**Exercise description**
Give back the full listing verbatim, apart from its images.

Extracted records:
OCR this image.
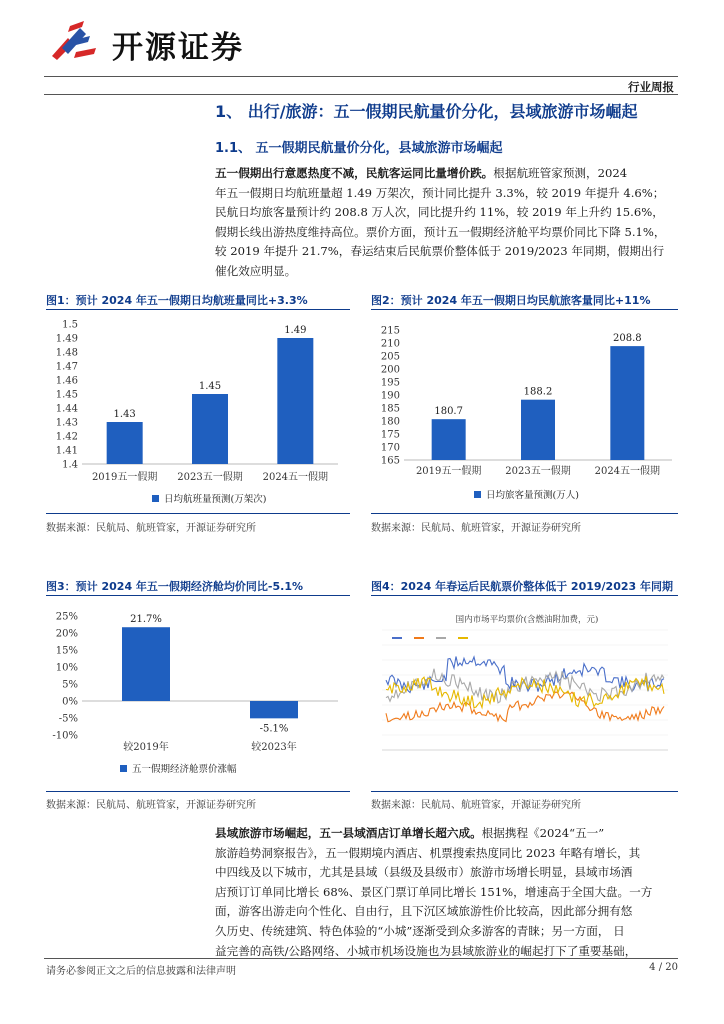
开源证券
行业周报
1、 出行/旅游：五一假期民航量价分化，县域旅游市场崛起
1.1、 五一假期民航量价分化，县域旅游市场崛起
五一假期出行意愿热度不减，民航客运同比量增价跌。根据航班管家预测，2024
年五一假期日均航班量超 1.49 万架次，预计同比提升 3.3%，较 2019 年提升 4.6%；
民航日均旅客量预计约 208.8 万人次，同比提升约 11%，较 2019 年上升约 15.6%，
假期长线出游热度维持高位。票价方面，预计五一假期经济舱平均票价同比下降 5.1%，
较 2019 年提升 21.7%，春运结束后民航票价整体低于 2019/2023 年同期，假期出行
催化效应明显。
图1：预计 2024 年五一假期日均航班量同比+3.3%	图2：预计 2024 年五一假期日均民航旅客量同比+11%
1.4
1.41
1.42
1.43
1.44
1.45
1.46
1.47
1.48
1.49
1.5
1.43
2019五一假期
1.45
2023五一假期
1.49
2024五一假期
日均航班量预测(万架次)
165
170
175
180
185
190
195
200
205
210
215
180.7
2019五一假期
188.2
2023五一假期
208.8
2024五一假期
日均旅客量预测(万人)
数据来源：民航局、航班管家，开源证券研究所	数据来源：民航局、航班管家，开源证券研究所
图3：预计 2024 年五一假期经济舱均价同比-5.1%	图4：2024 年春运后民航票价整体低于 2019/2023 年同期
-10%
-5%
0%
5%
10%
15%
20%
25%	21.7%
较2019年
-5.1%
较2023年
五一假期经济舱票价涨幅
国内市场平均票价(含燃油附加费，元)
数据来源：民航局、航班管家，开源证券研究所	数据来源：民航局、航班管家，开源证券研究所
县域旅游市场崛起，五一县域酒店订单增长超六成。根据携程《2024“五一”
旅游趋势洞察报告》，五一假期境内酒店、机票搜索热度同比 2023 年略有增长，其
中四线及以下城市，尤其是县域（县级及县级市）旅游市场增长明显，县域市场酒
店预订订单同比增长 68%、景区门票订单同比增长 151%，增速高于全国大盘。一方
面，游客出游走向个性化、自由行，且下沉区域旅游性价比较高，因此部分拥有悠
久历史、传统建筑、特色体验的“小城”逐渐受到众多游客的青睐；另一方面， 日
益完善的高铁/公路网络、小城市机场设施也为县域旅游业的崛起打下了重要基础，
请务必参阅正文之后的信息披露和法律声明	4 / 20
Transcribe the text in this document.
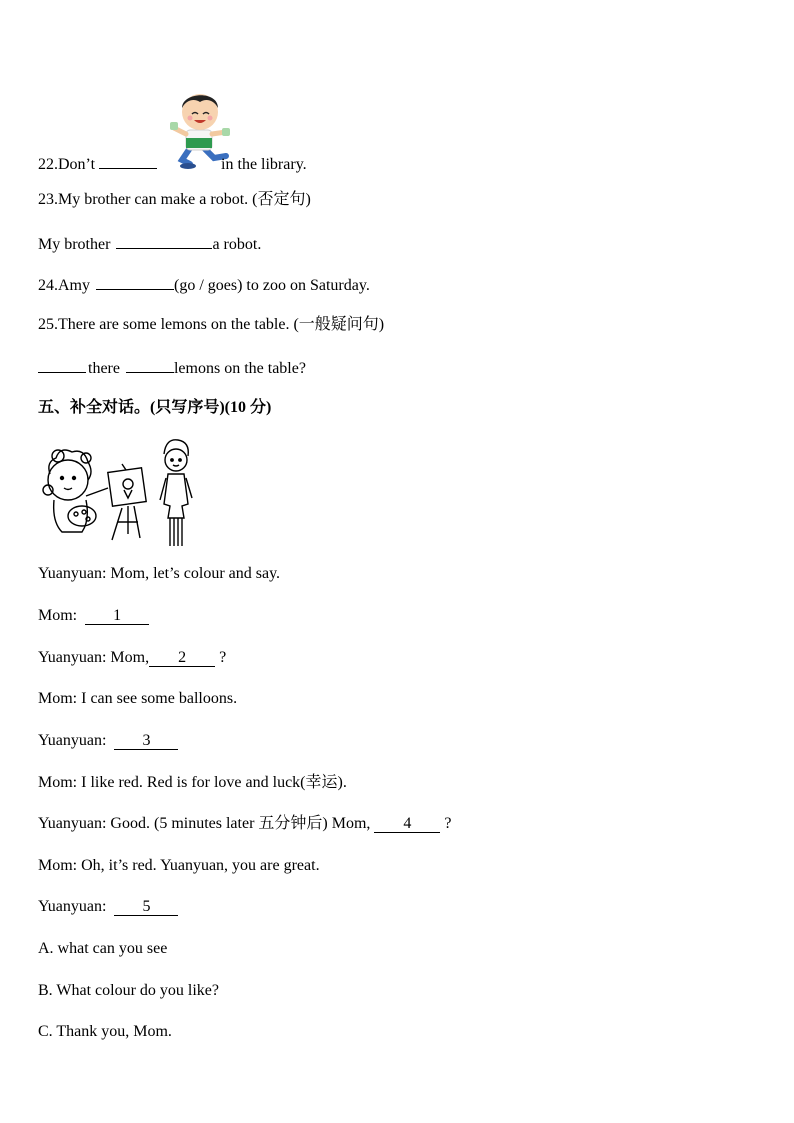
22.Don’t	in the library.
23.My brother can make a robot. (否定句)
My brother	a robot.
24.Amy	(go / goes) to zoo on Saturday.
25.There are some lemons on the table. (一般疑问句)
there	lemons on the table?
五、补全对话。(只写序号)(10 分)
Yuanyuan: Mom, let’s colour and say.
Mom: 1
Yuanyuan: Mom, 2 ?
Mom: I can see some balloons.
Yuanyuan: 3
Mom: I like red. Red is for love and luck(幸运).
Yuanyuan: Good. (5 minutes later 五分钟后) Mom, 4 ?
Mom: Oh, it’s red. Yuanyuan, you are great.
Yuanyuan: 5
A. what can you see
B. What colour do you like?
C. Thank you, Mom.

**Result below**
OCR this image.
开源证券
行业周报
1、 出行/旅游：五一假期民航量价分化，县域旅游市场崛起
1.1、 五一假期民航量价分化，县域旅游市场崛起
五一假期出行意愿热度不减，民航客运同比量增价跌。根据航班管家预测，2024
年五一假期日均航班量超 1.49 万架次，预计同比提升 3.3%，较 2019 年提升 4.6%；
民航日均旅客量预计约 208.8 万人次，同比提升约 11%，较 2019 年上升约 15.6%，
假期长线出游热度维持高位。票价方面，预计五一假期经济舱平均票价同比下降 5.1%，
较 2019 年提升 21.7%，春运结束后民航票价整体低于 2019/2023 年同期，假期出行
催化效应明显。
图1：预计 2024 年五一假期日均航班量同比+3.3%	图2：预计 2024 年五一假期日均民航旅客量同比+11%
1.4
1.41
1.42
1.43
1.44
1.45
1.46
1.47
1.48
1.49
1.5
1.43
2019五一假期
1.45
2023五一假期
1.49
2024五一假期
日均航班量预测(万架次)
165
170
175
180
185
190
195
200
205
210
215
180.7
2019五一假期
188.2
2023五一假期
208.8
2024五一假期
日均旅客量预测(万人)
数据来源：民航局、航班管家，开源证券研究所	数据来源：民航局、航班管家，开源证券研究所
图3：预计 2024 年五一假期经济舱均价同比-5.1%	图4：2024 年春运后民航票价整体低于 2019/2023 年同期
-10%
-5%
0%
5%
10%
15%
20%
25%	21.7%
较2019年
-5.1%
较2023年
五一假期经济舱票价涨幅
国内市场平均票价(含燃油附加费，元)
数据来源：民航局、航班管家，开源证券研究所	数据来源：民航局、航班管家，开源证券研究所
县域旅游市场崛起，五一县域酒店订单增长超六成。根据携程《2024“五一”
旅游趋势洞察报告》，五一假期境内酒店、机票搜索热度同比 2023 年略有增长，其
中四线及以下城市，尤其是县域（县级及县级市）旅游市场增长明显，县域市场酒
店预订订单同比增长 68%、景区门票订单同比增长 151%，增速高于全国大盘。一方
面，游客出游走向个性化、自由行，且下沉区域旅游性价比较高，因此部分拥有悠
久历史、传统建筑、特色体验的“小城”逐渐受到众多游客的青睐；另一方面， 日
益完善的高铁/公路网络、小城市机场设施也为县域旅游业的崛起打下了重要基础，
请务必参阅正文之后的信息披露和法律声明	4 / 20
Transcribe the text in this document.
22.Don’t	in the library.
23.My brother can make a robot. (否定句)
My brother	a robot.
24.Amy	(go / goes) to zoo on Saturday.
25.There are some lemons on the table. (一般疑问句)
there	lemons on the table?
五、补全对话。(只写序号)(10 分)
Yuanyuan: Mom, let’s colour and say.
Mom: 1
Yuanyuan: Mom, 2 ?
Mom: I can see some balloons.
Yuanyuan: 3
Mom: I like red. Red is for love and luck(幸运).
Yuanyuan: Good. (5 minutes later 五分钟后) Mom, 4 ?
Mom: Oh, it’s red. Yuanyuan, you are great.
Yuanyuan: 5
A. what can you see
B. What colour do you like?
C. Thank you, Mom.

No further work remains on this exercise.